_ФРАГМЕНТ ТЕКСТА_
────────

Не дают ответов на поставленные вопросы и последние пьесы драматурга: «Сотворение мира и другие дела» (1972) и «Американские часы» (1976). Комедия об Адаме и Еве («Сотворение мира и другие дела») перерастает в размышление о справедливости созданного Богом мира. «Американские часы» – это пьеса воспоминаний автора о времени его юности.

50 – 60-е годы XX века выдвинули новые имена в драматургии. Большую известность получило творчество Уильяма Инджа (1913-1973). Его пьесы «Вернись, маленькая Шеба» (1950), «Пикник» (1953), «Автобусная остановка» (1955), «Темнота над лестницей» (1957), пользовались неменьшим успехом, чем драмы Уильямса и Миллера.

Раскрывающие обычные бытовые проблемы, драмы Инджа кажутся сентиментальными и слишком традиционными. В то же время в каждой из них присутствуют социально-критические мотивы. Заурядные и не отличающиеся высоким интеллектуальным развитием персонажи Инджа (домохозяйки, шоферы, коммивояжеры) не совершают героических поступков и не произносят умных монологов. Однако их печальные истории трогают так же, как и судьба миллеровского Вилли Ломена из «Смерти коммивояжера». Полное разорение угрожает коммивояжеру Рубену Флуду из провинциального городка на Среднем Западе («Темнота над лестницей»). Ничего светлого нет в жизни опустившейся домохозяйки («Вернись, маленькая Шеба»). Удел этой доброй, но совершенно безвольной и пассивной женщины – беспросветная тоска и одиночество.

────────

_ИСХОДНЫЕ ДАННЫЕ_
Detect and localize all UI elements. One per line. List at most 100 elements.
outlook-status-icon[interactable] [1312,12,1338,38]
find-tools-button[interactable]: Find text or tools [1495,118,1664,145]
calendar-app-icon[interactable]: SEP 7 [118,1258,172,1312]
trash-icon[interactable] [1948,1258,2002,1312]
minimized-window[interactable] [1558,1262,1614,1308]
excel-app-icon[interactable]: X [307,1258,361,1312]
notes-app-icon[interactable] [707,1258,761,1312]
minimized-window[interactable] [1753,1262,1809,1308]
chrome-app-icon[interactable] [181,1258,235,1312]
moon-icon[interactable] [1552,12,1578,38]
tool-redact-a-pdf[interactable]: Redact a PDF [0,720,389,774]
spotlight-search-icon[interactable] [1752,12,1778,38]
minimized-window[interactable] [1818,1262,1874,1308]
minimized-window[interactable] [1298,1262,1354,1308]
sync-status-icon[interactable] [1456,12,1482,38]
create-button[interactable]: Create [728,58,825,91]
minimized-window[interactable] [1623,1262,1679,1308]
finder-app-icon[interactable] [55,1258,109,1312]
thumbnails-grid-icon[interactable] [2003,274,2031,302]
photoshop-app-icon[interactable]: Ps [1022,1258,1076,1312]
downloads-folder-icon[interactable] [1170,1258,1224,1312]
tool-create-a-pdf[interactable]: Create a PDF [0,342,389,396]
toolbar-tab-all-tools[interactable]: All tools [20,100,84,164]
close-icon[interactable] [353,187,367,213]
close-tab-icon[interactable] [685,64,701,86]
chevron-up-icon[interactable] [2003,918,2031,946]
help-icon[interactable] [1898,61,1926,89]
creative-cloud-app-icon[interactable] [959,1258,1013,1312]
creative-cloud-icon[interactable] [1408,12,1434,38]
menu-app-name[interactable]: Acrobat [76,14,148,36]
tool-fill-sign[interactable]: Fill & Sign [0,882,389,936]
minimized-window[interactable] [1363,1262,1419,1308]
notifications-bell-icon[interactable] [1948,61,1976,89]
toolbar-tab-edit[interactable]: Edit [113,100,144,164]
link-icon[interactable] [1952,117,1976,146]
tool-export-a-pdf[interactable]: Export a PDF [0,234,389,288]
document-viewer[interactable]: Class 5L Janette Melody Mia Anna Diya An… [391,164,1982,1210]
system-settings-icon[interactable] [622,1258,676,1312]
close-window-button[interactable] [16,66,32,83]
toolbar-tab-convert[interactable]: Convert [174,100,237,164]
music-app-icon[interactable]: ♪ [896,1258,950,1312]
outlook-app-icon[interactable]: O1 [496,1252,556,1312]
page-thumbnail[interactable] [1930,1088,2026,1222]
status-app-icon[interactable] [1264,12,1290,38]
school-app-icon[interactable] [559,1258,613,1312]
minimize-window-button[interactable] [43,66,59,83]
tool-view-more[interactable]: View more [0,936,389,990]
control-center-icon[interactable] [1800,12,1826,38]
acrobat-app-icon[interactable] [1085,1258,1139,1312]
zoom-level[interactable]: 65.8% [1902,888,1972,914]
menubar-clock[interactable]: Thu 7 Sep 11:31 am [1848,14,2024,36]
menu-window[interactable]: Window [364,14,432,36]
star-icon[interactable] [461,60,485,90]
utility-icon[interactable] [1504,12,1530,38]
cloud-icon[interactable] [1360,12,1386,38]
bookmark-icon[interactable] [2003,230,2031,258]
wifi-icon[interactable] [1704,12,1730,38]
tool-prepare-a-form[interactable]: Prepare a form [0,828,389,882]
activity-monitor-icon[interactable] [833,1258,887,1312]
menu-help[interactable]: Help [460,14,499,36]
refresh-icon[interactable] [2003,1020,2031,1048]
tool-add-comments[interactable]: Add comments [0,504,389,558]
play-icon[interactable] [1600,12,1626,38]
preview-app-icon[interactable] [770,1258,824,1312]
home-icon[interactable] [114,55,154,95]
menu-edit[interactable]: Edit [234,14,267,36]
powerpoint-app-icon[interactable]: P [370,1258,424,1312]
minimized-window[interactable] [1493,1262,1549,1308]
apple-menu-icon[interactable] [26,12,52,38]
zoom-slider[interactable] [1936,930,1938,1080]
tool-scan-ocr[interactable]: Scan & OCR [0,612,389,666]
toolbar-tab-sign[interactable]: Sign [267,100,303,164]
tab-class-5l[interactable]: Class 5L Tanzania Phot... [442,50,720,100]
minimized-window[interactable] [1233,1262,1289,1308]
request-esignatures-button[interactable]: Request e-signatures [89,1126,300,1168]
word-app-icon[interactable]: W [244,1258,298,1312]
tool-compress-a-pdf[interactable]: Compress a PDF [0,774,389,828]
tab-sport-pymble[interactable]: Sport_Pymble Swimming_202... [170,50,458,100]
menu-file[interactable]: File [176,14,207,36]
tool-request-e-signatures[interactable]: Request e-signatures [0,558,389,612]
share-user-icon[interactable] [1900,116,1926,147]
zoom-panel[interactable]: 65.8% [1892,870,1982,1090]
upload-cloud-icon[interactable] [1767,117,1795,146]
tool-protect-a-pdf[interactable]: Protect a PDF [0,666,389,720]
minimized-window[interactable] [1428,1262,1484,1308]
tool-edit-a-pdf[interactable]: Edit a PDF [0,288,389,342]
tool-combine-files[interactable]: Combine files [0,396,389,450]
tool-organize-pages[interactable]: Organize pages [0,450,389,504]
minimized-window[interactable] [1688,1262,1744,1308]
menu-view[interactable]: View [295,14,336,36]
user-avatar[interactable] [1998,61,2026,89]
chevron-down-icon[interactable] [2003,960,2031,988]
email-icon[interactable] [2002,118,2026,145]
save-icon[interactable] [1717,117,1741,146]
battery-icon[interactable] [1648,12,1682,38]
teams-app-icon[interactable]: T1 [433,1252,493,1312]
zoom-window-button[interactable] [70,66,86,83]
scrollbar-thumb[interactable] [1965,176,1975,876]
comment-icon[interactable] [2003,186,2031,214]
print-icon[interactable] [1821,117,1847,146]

────────

_ЧТО СДЕЛАТЬ_
1. Скопируйте из фрагмента без изменений часть, начиная со слов «Раскрывающие обычные бытовые» и заканчивая словами «тоска и одиночество.».
2. Найдите и выпишите все строки, в которых есть слово «creative», с учетом регистра букв.
Строки никак не связаны с фрагментом.

_ОТВЕТЫ ПО ЗАДАНИЯМ_
1.
Раскрывающие обычные бытовые проблемы, драмы Инджа кажутся сентиментальными и слишком традиционными. В то же время в каждой из них присутствуют социально-критические мотивы. Заурядные и не отличающиеся высоким интеллектуальным развитием персонажи Инджа (домохозяйки, шоферы, коммивояжеры) не совершают героических поступков и не произносят умных монологов. Однако их печальные истории трогают так же, как и судьба миллеровского Вилли Ломена из «Смерти коммивояжера». Полное разорение угрожает коммивояжеру Рубену Флуду из провинциального городка на Среднем Западе («Темнота над лестницей»). Ничего светлого нет в жизни опустившейся домохозяйки («Вернись, маленькая Шеба»). Удел этой доброй, но совершенно безвольной и пассивной женщины – беспросветная тоска и одиночество.

2.
creative-cloud-app-icon[interactable] [959,1258,1013,1312]
creative-cloud-icon[interactable] [1408,12,1434,38]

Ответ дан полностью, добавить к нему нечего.